***** Dataset

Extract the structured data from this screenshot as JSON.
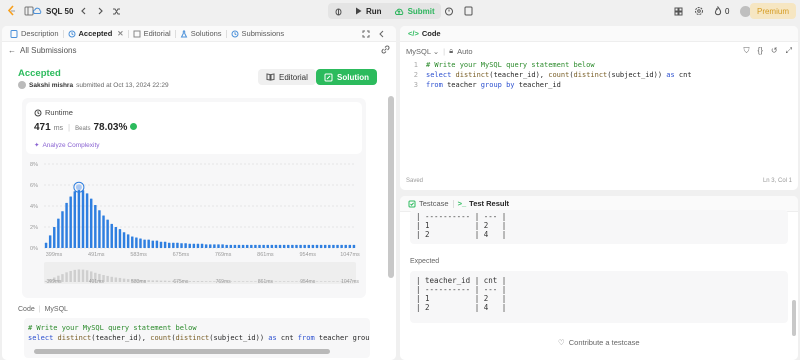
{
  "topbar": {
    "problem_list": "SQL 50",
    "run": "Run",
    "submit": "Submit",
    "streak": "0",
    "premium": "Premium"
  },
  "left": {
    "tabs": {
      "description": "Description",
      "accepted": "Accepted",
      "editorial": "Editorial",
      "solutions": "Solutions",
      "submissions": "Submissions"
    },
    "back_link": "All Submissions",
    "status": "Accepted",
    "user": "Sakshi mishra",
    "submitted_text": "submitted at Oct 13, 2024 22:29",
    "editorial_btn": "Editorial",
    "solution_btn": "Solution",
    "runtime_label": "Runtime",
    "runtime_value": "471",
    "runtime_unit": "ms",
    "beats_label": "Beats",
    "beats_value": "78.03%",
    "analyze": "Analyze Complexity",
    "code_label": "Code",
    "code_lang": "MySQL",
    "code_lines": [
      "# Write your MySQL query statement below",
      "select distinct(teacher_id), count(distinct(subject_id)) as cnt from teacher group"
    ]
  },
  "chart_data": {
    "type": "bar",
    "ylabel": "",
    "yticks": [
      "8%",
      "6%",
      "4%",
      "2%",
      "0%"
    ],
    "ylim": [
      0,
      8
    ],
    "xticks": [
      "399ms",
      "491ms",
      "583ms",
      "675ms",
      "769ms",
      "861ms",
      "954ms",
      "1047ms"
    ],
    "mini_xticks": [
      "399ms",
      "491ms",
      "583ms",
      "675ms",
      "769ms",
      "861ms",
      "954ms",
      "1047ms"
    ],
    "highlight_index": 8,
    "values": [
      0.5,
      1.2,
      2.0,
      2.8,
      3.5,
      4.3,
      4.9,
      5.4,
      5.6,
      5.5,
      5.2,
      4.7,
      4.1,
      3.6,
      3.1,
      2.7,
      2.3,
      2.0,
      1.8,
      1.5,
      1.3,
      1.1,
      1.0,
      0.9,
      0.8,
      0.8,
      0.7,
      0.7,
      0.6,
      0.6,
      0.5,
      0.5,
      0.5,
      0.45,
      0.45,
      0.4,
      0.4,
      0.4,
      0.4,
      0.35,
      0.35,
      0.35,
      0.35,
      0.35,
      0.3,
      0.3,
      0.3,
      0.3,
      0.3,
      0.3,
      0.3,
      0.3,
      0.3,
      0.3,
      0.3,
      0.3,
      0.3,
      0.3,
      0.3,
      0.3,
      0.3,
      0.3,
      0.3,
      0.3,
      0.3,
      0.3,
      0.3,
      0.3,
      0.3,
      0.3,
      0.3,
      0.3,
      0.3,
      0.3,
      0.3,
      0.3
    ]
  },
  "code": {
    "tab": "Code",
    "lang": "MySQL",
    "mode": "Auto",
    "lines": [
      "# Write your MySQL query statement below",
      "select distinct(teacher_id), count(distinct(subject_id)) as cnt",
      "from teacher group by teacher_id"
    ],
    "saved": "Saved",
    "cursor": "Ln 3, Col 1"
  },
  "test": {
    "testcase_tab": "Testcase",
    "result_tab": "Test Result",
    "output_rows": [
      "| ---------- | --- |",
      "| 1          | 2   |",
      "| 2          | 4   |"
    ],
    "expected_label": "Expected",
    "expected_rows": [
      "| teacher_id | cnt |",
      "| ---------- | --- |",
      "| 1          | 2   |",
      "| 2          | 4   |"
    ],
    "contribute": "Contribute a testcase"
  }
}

**********

Exercise prompt:
Write out the whole listing again, exactly, with no pictures.

Task output:
Extract the structured data from this screenshot as JSON.
{
  "topbar": {
    "problem_list": "SQL 50",
    "run": "Run",
    "submit": "Submit",
    "streak": "0",
    "premium": "Premium"
  },
  "left": {
    "tabs": {
      "description": "Description",
      "accepted": "Accepted",
      "editorial": "Editorial",
      "solutions": "Solutions",
      "submissions": "Submissions"
    },
    "back_link": "All Submissions",
    "status": "Accepted",
    "user": "Sakshi mishra",
    "submitted_text": "submitted at Oct 13, 2024 22:29",
    "editorial_btn": "Editorial",
    "solution_btn": "Solution",
    "runtime_label": "Runtime",
    "runtime_value": "471",
    "runtime_unit": "ms",
    "beats_label": "Beats",
    "beats_value": "78.03%",
    "analyze": "Analyze Complexity",
    "code_label": "Code",
    "code_lang": "MySQL",
    "code_lines": [
      "# Write your MySQL query statement below",
      "select distinct(teacher_id), count(distinct(subject_id)) as cnt from teacher group"
    ]
  },
  "chart_data": {
    "type": "bar",
    "ylabel": "",
    "yticks": [
      "8%",
      "6%",
      "4%",
      "2%",
      "0%"
    ],
    "ylim": [
      0,
      8
    ],
    "xticks": [
      "399ms",
      "491ms",
      "583ms",
      "675ms",
      "769ms",
      "861ms",
      "954ms",
      "1047ms"
    ],
    "mini_xticks": [
      "399ms",
      "491ms",
      "583ms",
      "675ms",
      "769ms",
      "861ms",
      "954ms",
      "1047ms"
    ],
    "highlight_index": 8,
    "values": [
      0.5,
      1.2,
      2.0,
      2.8,
      3.5,
      4.3,
      4.9,
      5.4,
      5.6,
      5.5,
      5.2,
      4.7,
      4.1,
      3.6,
      3.1,
      2.7,
      2.3,
      2.0,
      1.8,
      1.5,
      1.3,
      1.1,
      1.0,
      0.9,
      0.8,
      0.8,
      0.7,
      0.7,
      0.6,
      0.6,
      0.5,
      0.5,
      0.5,
      0.45,
      0.45,
      0.4,
      0.4,
      0.4,
      0.4,
      0.35,
      0.35,
      0.35,
      0.35,
      0.35,
      0.3,
      0.3,
      0.3,
      0.3,
      0.3,
      0.3,
      0.3,
      0.3,
      0.3,
      0.3,
      0.3,
      0.3,
      0.3,
      0.3,
      0.3,
      0.3,
      0.3,
      0.3,
      0.3,
      0.3,
      0.3,
      0.3,
      0.3,
      0.3,
      0.3,
      0.3,
      0.3,
      0.3,
      0.3,
      0.3,
      0.3,
      0.3
    ]
  },
  "code": {
    "tab": "Code",
    "lang": "MySQL",
    "mode": "Auto",
    "lines": [
      "# Write your MySQL query statement below",
      "select distinct(teacher_id), count(distinct(subject_id)) as cnt",
      "from teacher group by teacher_id"
    ],
    "saved": "Saved",
    "cursor": "Ln 3, Col 1"
  },
  "test": {
    "testcase_tab": "Testcase",
    "result_tab": "Test Result",
    "output_rows": [
      "| ---------- | --- |",
      "| 1          | 2   |",
      "| 2          | 4   |"
    ],
    "expected_label": "Expected",
    "expected_rows": [
      "| teacher_id | cnt |",
      "| ---------- | --- |",
      "| 1          | 2   |",
      "| 2          | 4   |"
    ],
    "contribute": "Contribute a testcase"
  }
}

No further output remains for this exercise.